Material provided:
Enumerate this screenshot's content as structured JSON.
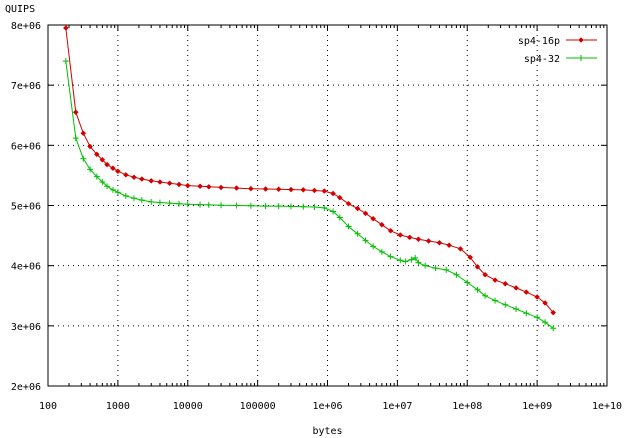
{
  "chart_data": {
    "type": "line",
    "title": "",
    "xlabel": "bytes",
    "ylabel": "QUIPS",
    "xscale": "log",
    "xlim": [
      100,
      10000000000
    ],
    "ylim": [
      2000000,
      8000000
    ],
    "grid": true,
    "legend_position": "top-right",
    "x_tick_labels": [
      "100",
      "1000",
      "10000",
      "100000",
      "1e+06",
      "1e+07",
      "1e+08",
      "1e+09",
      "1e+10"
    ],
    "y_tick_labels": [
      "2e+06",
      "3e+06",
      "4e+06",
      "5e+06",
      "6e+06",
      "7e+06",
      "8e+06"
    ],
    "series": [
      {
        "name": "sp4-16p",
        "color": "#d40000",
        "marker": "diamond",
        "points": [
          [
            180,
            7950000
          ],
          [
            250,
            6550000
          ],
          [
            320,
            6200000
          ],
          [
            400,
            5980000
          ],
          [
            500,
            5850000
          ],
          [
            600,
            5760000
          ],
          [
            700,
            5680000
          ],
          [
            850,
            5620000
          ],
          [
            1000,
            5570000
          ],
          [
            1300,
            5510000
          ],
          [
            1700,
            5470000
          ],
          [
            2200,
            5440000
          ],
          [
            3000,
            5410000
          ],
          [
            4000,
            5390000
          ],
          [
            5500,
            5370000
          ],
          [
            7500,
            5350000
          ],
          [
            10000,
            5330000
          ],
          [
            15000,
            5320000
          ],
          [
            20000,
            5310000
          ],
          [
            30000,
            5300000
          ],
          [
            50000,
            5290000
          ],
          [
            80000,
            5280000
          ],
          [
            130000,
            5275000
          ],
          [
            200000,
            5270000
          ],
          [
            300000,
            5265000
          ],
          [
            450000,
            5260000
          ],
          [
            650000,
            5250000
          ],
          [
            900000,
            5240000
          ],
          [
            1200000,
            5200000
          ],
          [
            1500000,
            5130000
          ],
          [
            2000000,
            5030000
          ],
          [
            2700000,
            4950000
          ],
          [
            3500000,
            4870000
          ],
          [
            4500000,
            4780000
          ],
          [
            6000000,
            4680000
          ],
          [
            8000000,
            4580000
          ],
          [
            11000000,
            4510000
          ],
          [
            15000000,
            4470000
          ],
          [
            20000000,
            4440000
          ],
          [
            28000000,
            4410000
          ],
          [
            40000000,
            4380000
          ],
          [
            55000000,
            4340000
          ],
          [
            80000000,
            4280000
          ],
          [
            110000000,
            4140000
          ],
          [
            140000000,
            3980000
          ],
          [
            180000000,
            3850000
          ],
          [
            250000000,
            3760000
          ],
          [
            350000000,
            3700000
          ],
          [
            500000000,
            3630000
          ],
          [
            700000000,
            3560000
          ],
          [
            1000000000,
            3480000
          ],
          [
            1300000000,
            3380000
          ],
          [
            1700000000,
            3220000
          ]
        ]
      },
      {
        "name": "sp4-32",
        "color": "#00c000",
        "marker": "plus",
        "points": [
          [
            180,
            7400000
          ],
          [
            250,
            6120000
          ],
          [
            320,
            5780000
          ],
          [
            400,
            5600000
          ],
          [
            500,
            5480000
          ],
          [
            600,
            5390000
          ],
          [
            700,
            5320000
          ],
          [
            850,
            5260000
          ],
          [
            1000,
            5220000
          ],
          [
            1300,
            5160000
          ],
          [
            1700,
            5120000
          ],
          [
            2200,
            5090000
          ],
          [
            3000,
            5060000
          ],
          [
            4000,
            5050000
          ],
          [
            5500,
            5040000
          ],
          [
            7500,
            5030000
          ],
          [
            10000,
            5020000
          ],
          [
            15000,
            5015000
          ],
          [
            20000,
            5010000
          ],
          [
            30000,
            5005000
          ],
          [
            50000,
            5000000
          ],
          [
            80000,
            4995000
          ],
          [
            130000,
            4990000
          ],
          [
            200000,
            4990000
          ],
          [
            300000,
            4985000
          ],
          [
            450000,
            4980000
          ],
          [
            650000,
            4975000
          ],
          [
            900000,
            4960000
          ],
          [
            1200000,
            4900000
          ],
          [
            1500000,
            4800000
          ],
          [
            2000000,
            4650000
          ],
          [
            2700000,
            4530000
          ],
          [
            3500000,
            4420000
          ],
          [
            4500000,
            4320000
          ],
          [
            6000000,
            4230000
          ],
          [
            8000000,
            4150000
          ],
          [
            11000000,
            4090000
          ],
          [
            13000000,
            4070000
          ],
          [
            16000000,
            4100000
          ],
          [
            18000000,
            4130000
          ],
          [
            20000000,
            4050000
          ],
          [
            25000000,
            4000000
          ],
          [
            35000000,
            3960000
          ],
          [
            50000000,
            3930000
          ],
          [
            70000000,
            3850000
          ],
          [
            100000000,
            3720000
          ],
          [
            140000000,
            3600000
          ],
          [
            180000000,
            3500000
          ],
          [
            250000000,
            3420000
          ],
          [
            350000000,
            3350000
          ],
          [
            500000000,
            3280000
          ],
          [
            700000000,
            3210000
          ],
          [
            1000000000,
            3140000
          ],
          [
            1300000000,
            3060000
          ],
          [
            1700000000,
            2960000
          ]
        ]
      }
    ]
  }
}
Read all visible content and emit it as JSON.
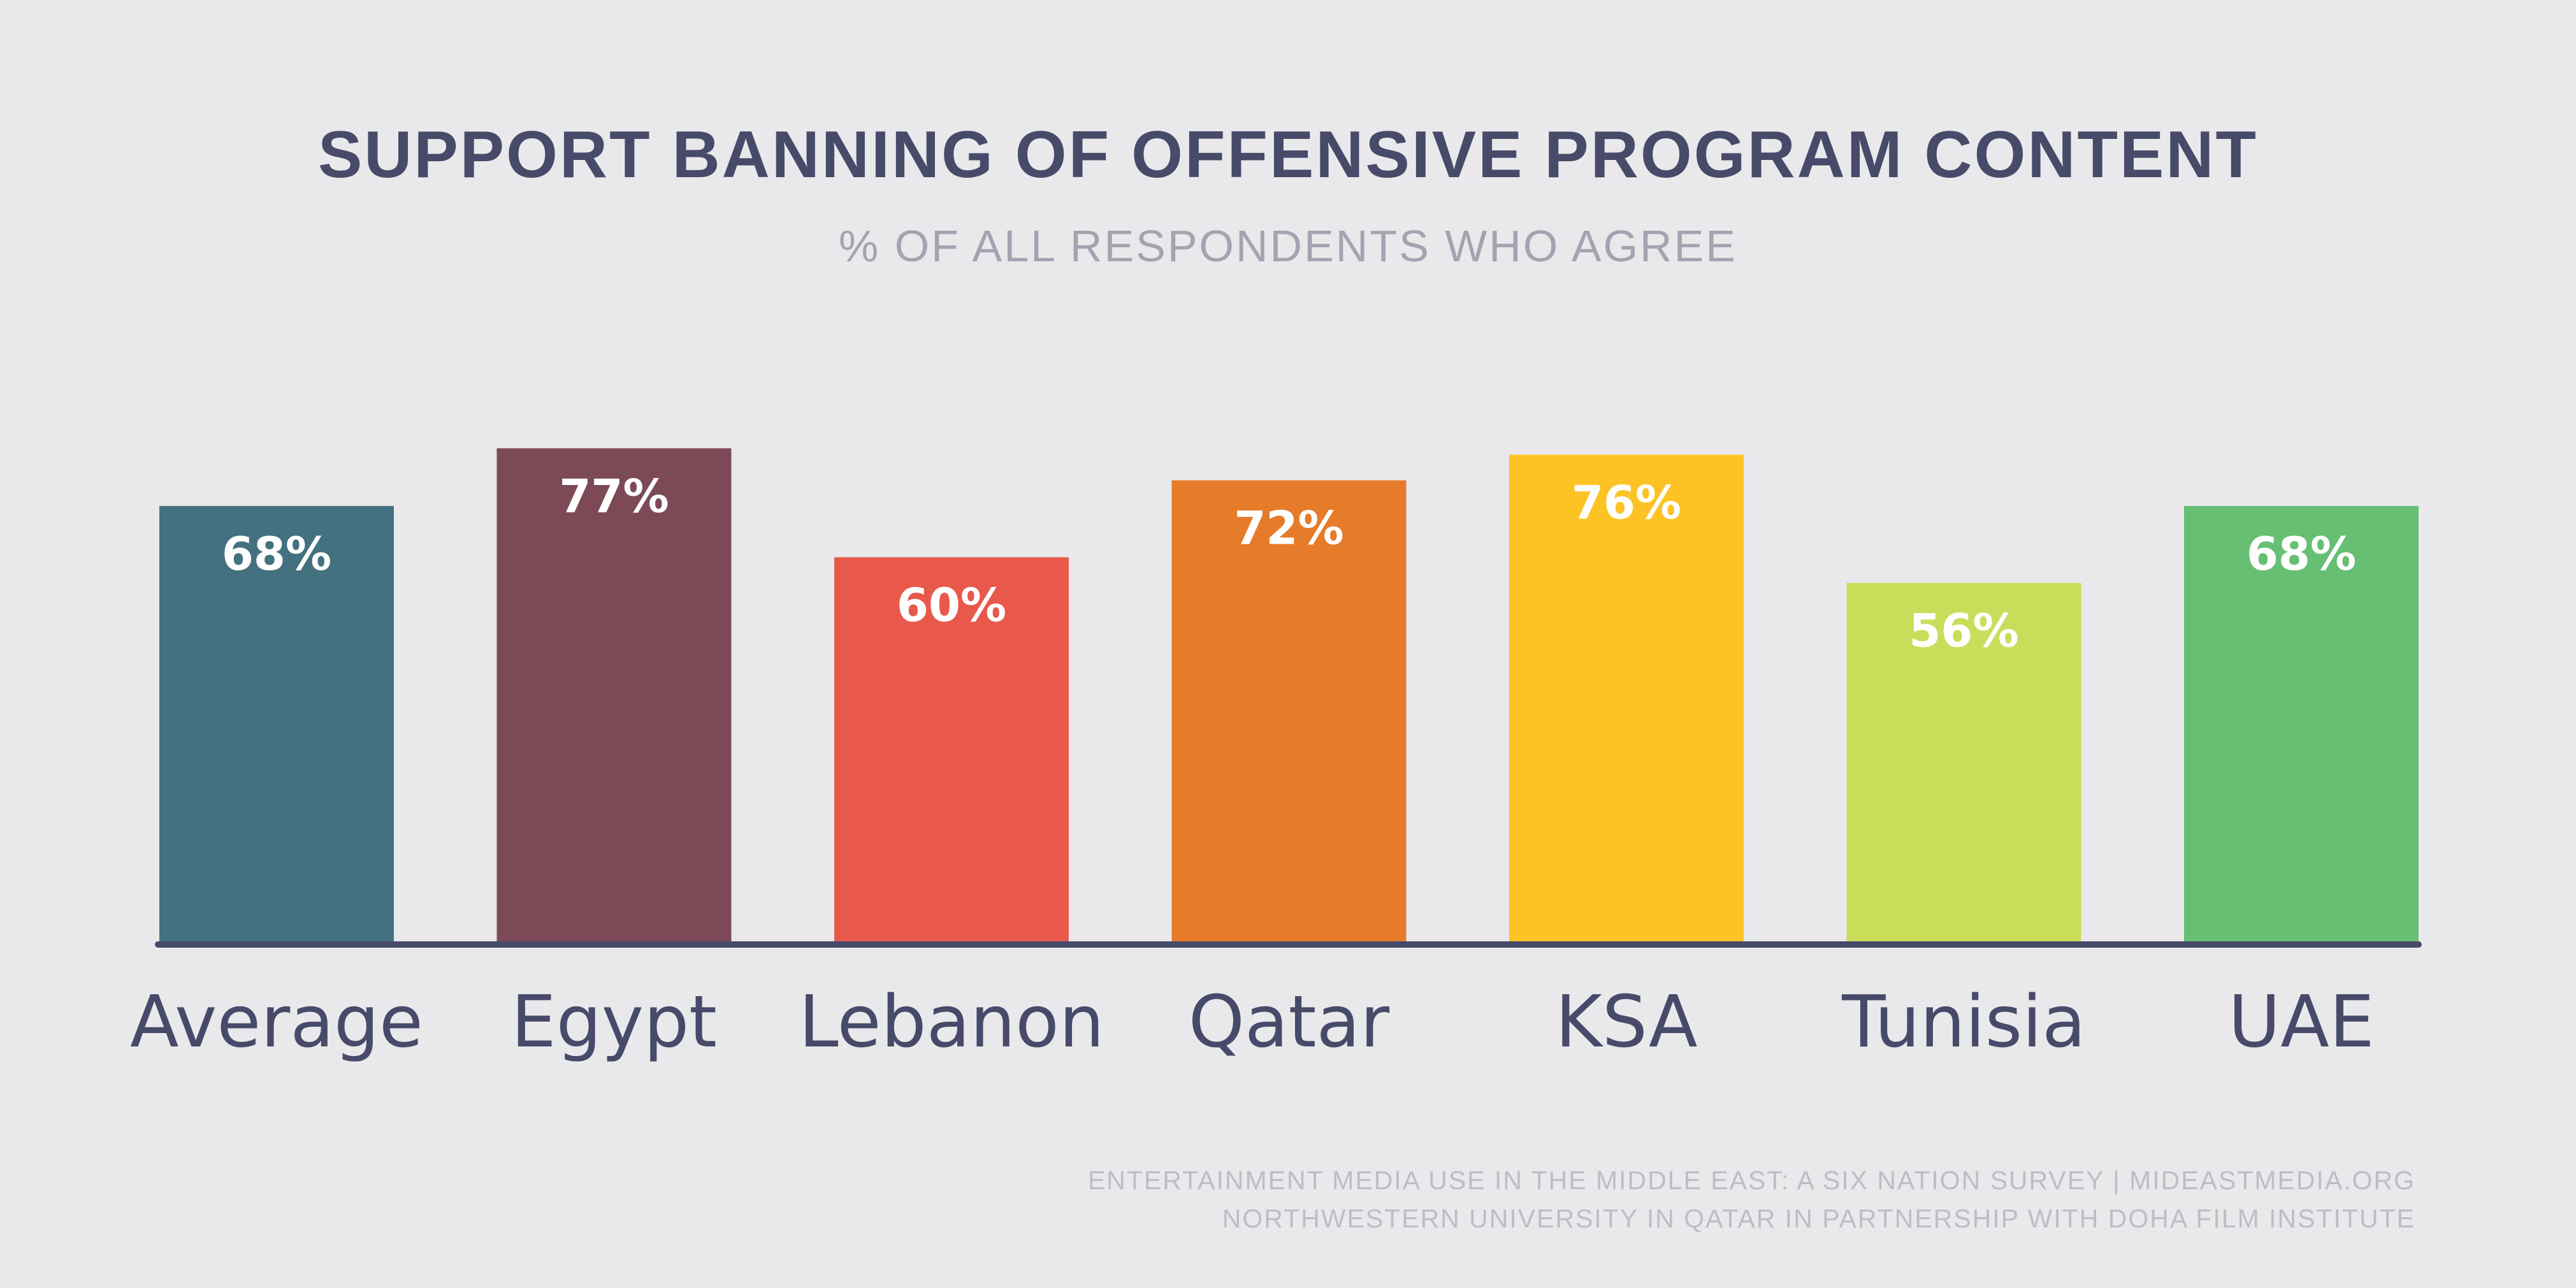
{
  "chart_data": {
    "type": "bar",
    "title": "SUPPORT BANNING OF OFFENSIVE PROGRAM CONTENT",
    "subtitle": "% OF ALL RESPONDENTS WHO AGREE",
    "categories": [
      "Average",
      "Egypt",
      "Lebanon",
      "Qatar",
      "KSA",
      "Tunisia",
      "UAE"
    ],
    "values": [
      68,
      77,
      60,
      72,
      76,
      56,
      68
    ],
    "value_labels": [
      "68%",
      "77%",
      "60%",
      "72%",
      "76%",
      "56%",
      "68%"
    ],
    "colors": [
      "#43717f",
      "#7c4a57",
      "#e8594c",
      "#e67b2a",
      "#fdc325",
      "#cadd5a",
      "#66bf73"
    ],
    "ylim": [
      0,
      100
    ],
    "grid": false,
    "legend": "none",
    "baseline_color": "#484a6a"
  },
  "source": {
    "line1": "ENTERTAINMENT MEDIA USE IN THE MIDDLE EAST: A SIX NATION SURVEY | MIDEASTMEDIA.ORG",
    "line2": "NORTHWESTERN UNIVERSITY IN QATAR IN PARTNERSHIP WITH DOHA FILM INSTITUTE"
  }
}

Goal:
Repeat the data exactly, dropping every picture it holds.

Solved problem:
Enumerate this screenshot's content as structured JSON.
{
  "chart_data": {
    "type": "line",
    "title": "",
    "xlabel": "bytes",
    "ylabel": "QUIPS",
    "xscale": "log",
    "xlim": [
      100,
      10000000000
    ],
    "ylim": [
      2000000,
      8000000
    ],
    "grid": true,
    "legend_position": "top-right",
    "x_tick_labels": [
      "100",
      "1000",
      "10000",
      "100000",
      "1e+06",
      "1e+07",
      "1e+08",
      "1e+09",
      "1e+10"
    ],
    "y_tick_labels": [
      "2e+06",
      "3e+06",
      "4e+06",
      "5e+06",
      "6e+06",
      "7e+06",
      "8e+06"
    ],
    "series": [
      {
        "name": "sp4-16p",
        "color": "#d40000",
        "marker": "diamond",
        "points": [
          [
            180,
            7950000
          ],
          [
            250,
            6550000
          ],
          [
            320,
            6200000
          ],
          [
            400,
            5980000
          ],
          [
            500,
            5850000
          ],
          [
            600,
            5760000
          ],
          [
            700,
            5680000
          ],
          [
            850,
            5620000
          ],
          [
            1000,
            5570000
          ],
          [
            1300,
            5510000
          ],
          [
            1700,
            5470000
          ],
          [
            2200,
            5440000
          ],
          [
            3000,
            5410000
          ],
          [
            4000,
            5390000
          ],
          [
            5500,
            5370000
          ],
          [
            7500,
            5350000
          ],
          [
            10000,
            5330000
          ],
          [
            15000,
            5320000
          ],
          [
            20000,
            5310000
          ],
          [
            30000,
            5300000
          ],
          [
            50000,
            5290000
          ],
          [
            80000,
            5280000
          ],
          [
            130000,
            5275000
          ],
          [
            200000,
            5270000
          ],
          [
            300000,
            5265000
          ],
          [
            450000,
            5260000
          ],
          [
            650000,
            5250000
          ],
          [
            900000,
            5240000
          ],
          [
            1200000,
            5200000
          ],
          [
            1500000,
            5130000
          ],
          [
            2000000,
            5030000
          ],
          [
            2700000,
            4950000
          ],
          [
            3500000,
            4870000
          ],
          [
            4500000,
            4780000
          ],
          [
            6000000,
            4680000
          ],
          [
            8000000,
            4580000
          ],
          [
            11000000,
            4510000
          ],
          [
            15000000,
            4470000
          ],
          [
            20000000,
            4440000
          ],
          [
            28000000,
            4410000
          ],
          [
            40000000,
            4380000
          ],
          [
            55000000,
            4340000
          ],
          [
            80000000,
            4280000
          ],
          [
            110000000,
            4140000
          ],
          [
            140000000,
            3980000
          ],
          [
            180000000,
            3850000
          ],
          [
            250000000,
            3760000
          ],
          [
            350000000,
            3700000
          ],
          [
            500000000,
            3630000
          ],
          [
            700000000,
            3560000
          ],
          [
            1000000000,
            3480000
          ],
          [
            1300000000,
            3380000
          ],
          [
            1700000000,
            3220000
          ]
        ]
      },
      {
        "name": "sp4-32",
        "color": "#00c000",
        "marker": "plus",
        "points": [
          [
            180,
            7400000
          ],
          [
            250,
            6120000
          ],
          [
            320,
            5780000
          ],
          [
            400,
            5600000
          ],
          [
            500,
            5480000
          ],
          [
            600,
            5390000
          ],
          [
            700,
            5320000
          ],
          [
            850,
            5260000
          ],
          [
            1000,
            5220000
          ],
          [
            1300,
            5160000
          ],
          [
            1700,
            5120000
          ],
          [
            2200,
            5090000
          ],
          [
            3000,
            5060000
          ],
          [
            4000,
            5050000
          ],
          [
            5500,
            5040000
          ],
          [
            7500,
            5030000
          ],
          [
            10000,
            5020000
          ],
          [
            15000,
            5015000
          ],
          [
            20000,
            5010000
          ],
          [
            30000,
            5005000
          ],
          [
            50000,
            5000000
          ],
          [
            80000,
            4995000
          ],
          [
            130000,
            4990000
          ],
          [
            200000,
            4990000
          ],
          [
            300000,
            4985000
          ],
          [
            450000,
            4980000
          ],
          [
            650000,
            4975000
          ],
          [
            900000,
            4960000
          ],
          [
            1200000,
            4900000
          ],
          [
            1500000,
            4800000
          ],
          [
            2000000,
            4650000
          ],
          [
            2700000,
            4530000
          ],
          [
            3500000,
            4420000
          ],
          [
            4500000,
            4320000
          ],
          [
            6000000,
            4230000
          ],
          [
            8000000,
            4150000
          ],
          [
            11000000,
            4090000
          ],
          [
            13000000,
            4070000
          ],
          [
            16000000,
            4100000
          ],
          [
            18000000,
            4130000
          ],
          [
            20000000,
            4050000
          ],
          [
            25000000,
            4000000
          ],
          [
            35000000,
            3960000
          ],
          [
            50000000,
            3930000
          ],
          [
            70000000,
            3850000
          ],
          [
            100000000,
            3720000
          ],
          [
            140000000,
            3600000
          ],
          [
            180000000,
            3500000
          ],
          [
            250000000,
            3420000
          ],
          [
            350000000,
            3350000
          ],
          [
            500000000,
            3280000
          ],
          [
            700000000,
            3210000
          ],
          [
            1000000000,
            3140000
          ],
          [
            1300000000,
            3060000
          ],
          [
            1700000000,
            2960000
          ]
        ]
      }
    ]
  }
}
Read all visible content and emit it as JSON.
{
  "chart_data": {
    "type": "bar",
    "title": "SUPPORT BANNING OF OFFENSIVE PROGRAM CONTENT",
    "subtitle": "% OF ALL RESPONDENTS WHO AGREE",
    "categories": [
      "Average",
      "Egypt",
      "Lebanon",
      "Qatar",
      "KSA",
      "Tunisia",
      "UAE"
    ],
    "values": [
      68,
      77,
      60,
      72,
      76,
      56,
      68
    ],
    "value_labels": [
      "68%",
      "77%",
      "60%",
      "72%",
      "76%",
      "56%",
      "68%"
    ],
    "colors": [
      "#43717f",
      "#7c4a57",
      "#e8594c",
      "#e67b2a",
      "#fdc325",
      "#cadd5a",
      "#66bf73"
    ],
    "ylim": [
      0,
      100
    ],
    "grid": false,
    "legend": "none",
    "baseline_color": "#484a6a"
  },
  "source": {
    "line1": "ENTERTAINMENT MEDIA USE IN THE MIDDLE EAST: A SIX NATION SURVEY | MIDEASTMEDIA.ORG",
    "line2": "NORTHWESTERN UNIVERSITY IN QATAR IN PARTNERSHIP WITH DOHA FILM INSTITUTE"
  }
}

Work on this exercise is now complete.